## Your task
Copy each line of the data below with the word "Absolutely".
⁂
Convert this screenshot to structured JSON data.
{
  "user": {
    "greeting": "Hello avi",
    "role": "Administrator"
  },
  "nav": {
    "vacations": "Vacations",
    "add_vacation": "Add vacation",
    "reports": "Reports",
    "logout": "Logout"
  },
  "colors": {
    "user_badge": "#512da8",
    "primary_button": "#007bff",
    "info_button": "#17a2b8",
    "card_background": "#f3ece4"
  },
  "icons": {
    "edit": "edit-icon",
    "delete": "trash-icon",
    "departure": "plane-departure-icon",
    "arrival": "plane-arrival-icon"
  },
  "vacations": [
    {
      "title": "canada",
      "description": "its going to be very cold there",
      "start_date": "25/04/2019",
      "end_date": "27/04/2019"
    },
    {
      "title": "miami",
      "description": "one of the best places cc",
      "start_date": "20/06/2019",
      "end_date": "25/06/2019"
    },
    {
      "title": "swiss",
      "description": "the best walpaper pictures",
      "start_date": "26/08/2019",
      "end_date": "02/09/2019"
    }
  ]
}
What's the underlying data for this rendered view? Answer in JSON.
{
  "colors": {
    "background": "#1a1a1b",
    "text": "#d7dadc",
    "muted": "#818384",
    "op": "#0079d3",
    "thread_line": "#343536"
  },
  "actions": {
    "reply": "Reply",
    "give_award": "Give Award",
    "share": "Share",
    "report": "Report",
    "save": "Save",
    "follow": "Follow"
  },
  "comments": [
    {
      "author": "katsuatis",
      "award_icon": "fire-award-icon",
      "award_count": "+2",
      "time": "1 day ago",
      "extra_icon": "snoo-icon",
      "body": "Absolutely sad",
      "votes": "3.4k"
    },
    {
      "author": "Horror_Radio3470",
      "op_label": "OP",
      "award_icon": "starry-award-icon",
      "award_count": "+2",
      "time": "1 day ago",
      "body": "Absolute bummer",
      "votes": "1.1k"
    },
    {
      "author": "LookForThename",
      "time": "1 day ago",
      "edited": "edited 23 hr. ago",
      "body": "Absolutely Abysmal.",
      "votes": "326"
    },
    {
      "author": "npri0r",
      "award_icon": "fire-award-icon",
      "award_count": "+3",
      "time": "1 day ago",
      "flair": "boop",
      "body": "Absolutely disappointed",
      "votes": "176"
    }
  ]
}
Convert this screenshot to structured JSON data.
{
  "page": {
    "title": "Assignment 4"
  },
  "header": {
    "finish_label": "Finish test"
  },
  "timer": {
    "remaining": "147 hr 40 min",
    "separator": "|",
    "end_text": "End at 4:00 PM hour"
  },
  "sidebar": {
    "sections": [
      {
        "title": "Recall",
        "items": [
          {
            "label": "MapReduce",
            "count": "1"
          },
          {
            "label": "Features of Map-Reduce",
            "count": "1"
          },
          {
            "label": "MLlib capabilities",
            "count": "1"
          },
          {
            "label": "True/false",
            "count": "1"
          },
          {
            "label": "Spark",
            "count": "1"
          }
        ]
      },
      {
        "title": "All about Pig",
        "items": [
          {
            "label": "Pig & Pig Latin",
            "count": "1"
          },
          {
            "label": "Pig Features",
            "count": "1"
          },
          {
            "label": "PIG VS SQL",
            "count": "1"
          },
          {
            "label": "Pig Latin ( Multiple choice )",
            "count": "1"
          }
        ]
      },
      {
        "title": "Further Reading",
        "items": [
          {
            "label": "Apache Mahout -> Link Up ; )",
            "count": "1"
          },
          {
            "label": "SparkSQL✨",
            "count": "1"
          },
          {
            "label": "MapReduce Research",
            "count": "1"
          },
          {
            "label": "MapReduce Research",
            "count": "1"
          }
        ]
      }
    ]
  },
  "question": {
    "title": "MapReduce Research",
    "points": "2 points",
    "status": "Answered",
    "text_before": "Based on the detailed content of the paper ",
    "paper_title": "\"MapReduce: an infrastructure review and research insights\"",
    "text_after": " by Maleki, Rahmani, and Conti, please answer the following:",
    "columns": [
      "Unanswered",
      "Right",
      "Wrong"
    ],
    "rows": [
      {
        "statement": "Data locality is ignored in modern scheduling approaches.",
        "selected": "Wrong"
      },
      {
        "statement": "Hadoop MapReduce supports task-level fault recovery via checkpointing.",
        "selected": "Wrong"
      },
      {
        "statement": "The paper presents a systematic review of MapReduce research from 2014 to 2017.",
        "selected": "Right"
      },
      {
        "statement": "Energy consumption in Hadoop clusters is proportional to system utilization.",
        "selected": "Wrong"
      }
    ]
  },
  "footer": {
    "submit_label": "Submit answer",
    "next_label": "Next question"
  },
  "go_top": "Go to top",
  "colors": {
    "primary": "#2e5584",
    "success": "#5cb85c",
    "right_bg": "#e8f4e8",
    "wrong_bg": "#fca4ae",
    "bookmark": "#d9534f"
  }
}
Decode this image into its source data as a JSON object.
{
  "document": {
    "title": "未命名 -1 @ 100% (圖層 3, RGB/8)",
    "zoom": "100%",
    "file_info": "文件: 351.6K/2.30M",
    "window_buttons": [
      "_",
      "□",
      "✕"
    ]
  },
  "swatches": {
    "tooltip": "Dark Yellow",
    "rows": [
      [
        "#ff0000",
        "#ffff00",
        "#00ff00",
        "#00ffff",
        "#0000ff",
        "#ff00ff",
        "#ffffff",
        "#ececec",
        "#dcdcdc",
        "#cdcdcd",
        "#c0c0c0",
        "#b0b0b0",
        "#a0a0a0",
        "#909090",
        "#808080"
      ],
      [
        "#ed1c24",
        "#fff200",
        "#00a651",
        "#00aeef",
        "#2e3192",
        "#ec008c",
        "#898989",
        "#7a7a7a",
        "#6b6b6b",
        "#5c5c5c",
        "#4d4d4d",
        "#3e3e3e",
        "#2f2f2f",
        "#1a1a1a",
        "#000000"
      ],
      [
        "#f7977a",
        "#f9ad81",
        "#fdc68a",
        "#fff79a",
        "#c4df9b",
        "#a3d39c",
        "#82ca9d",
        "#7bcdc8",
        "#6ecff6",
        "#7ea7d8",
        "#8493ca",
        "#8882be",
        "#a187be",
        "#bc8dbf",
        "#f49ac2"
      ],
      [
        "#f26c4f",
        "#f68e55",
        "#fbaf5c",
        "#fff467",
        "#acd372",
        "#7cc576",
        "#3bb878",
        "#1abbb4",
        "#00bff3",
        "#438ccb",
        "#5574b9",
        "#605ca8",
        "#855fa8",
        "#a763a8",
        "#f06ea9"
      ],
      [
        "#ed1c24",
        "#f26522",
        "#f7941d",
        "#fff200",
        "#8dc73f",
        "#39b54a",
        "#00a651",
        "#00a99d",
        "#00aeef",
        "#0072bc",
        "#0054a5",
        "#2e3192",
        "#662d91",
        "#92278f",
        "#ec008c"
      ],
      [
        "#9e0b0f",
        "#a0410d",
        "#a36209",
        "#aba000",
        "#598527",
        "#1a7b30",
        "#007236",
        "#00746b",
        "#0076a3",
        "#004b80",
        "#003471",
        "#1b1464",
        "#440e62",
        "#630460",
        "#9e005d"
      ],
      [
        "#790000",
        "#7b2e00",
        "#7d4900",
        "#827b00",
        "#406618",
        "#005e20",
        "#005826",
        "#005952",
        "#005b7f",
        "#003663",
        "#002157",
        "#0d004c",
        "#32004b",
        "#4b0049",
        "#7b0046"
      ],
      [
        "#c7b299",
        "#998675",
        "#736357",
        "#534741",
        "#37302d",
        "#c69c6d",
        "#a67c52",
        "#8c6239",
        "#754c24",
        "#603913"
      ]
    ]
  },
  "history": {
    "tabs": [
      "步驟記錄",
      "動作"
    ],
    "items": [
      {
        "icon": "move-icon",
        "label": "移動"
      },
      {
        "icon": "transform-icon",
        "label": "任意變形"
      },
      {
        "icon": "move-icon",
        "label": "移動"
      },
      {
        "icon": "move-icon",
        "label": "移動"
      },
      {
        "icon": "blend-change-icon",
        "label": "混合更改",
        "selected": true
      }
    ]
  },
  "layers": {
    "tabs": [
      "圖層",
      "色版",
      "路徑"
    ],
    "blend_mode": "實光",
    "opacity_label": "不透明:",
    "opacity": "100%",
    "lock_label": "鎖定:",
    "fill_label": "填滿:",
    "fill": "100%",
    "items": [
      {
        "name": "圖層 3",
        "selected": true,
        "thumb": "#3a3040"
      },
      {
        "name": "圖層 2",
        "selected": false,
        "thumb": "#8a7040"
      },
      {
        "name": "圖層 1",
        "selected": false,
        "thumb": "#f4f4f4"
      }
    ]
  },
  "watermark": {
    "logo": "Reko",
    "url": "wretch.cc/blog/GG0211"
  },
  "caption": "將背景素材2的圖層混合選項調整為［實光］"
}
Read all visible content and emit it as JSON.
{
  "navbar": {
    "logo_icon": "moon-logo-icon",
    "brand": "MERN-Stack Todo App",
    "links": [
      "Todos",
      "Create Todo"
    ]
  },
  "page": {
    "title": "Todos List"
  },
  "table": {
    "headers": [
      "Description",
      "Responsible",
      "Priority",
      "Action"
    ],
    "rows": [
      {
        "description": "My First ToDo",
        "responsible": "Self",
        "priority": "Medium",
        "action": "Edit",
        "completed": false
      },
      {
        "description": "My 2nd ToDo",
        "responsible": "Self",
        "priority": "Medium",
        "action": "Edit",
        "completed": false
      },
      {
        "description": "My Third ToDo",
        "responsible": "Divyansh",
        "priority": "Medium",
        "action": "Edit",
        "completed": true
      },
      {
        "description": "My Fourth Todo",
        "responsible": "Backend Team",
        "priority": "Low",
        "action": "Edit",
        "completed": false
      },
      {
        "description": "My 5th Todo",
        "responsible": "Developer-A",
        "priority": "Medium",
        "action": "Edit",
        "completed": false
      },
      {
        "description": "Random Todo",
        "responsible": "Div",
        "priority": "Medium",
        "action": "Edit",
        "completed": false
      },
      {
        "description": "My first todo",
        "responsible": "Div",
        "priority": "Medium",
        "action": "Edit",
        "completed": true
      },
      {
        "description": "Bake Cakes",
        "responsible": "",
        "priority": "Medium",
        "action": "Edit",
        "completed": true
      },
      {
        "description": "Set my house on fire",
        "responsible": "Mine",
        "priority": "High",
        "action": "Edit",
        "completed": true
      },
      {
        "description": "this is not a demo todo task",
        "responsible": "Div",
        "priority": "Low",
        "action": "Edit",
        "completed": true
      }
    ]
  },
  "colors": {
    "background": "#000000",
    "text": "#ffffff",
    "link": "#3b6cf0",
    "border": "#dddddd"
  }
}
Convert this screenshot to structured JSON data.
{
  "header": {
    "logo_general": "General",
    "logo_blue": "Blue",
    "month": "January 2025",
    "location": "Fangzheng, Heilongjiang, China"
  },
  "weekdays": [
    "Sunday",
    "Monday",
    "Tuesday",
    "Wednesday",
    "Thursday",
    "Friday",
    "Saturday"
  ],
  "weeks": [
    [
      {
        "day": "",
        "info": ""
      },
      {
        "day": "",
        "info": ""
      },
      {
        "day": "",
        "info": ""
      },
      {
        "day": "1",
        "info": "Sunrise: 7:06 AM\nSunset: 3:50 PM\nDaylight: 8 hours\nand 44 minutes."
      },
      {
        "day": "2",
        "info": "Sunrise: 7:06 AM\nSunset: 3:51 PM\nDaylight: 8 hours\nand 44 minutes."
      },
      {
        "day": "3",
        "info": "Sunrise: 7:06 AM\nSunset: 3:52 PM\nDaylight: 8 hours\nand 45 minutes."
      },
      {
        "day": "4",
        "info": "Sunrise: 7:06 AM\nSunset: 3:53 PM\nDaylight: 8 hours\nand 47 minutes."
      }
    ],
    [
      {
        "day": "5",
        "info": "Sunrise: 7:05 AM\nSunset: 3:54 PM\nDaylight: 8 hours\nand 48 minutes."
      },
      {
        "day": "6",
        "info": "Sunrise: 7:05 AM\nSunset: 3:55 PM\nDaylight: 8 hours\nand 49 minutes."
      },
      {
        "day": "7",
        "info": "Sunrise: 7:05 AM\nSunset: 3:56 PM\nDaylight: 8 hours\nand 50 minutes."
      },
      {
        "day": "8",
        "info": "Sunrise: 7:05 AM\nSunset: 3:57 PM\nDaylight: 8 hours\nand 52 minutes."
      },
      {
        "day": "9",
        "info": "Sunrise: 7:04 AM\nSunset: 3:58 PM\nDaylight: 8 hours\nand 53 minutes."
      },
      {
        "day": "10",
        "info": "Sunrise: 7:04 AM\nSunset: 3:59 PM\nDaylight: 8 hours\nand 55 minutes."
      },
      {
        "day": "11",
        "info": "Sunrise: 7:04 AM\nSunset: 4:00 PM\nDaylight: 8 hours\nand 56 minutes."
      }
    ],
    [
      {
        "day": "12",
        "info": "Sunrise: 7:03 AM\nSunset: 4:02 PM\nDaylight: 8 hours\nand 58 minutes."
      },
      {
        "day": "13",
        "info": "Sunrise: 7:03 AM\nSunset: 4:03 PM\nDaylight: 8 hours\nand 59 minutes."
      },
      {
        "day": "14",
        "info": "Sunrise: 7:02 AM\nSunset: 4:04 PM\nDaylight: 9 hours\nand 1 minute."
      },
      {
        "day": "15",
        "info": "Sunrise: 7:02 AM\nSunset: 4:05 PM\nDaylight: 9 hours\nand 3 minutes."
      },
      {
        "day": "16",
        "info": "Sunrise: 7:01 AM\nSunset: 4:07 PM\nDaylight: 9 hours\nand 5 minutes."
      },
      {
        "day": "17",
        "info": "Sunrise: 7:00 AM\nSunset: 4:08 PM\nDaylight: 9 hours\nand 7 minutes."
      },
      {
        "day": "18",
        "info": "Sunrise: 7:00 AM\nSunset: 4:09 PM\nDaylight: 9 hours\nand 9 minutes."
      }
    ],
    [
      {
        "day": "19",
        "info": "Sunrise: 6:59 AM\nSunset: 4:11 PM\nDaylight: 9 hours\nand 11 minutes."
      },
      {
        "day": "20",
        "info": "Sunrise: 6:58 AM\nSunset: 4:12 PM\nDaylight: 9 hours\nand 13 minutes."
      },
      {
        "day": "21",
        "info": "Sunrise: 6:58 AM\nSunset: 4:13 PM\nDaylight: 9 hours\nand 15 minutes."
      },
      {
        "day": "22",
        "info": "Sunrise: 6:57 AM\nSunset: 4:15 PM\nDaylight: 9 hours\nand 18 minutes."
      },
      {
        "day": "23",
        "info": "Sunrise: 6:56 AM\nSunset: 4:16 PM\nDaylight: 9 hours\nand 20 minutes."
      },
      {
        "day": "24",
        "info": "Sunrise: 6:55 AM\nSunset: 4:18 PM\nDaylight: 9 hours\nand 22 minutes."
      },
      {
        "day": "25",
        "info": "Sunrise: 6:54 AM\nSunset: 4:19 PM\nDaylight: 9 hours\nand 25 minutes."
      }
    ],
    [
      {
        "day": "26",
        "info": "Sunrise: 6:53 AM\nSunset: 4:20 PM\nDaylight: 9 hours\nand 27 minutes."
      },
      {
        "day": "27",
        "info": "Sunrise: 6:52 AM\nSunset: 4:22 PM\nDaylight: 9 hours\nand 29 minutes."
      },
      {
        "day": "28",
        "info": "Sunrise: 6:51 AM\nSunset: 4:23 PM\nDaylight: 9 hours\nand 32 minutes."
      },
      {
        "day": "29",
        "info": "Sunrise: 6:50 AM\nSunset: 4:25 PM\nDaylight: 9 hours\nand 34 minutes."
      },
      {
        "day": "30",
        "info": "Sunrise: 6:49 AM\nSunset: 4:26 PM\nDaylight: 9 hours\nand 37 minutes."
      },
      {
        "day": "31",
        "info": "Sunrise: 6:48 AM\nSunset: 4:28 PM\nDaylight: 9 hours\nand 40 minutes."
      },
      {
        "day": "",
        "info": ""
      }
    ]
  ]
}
⁂
## Result of the task
      "body": "Absolutely sad",
      "body": "Absolutely Abysmal.",
      "body": "Absolutely disappointed",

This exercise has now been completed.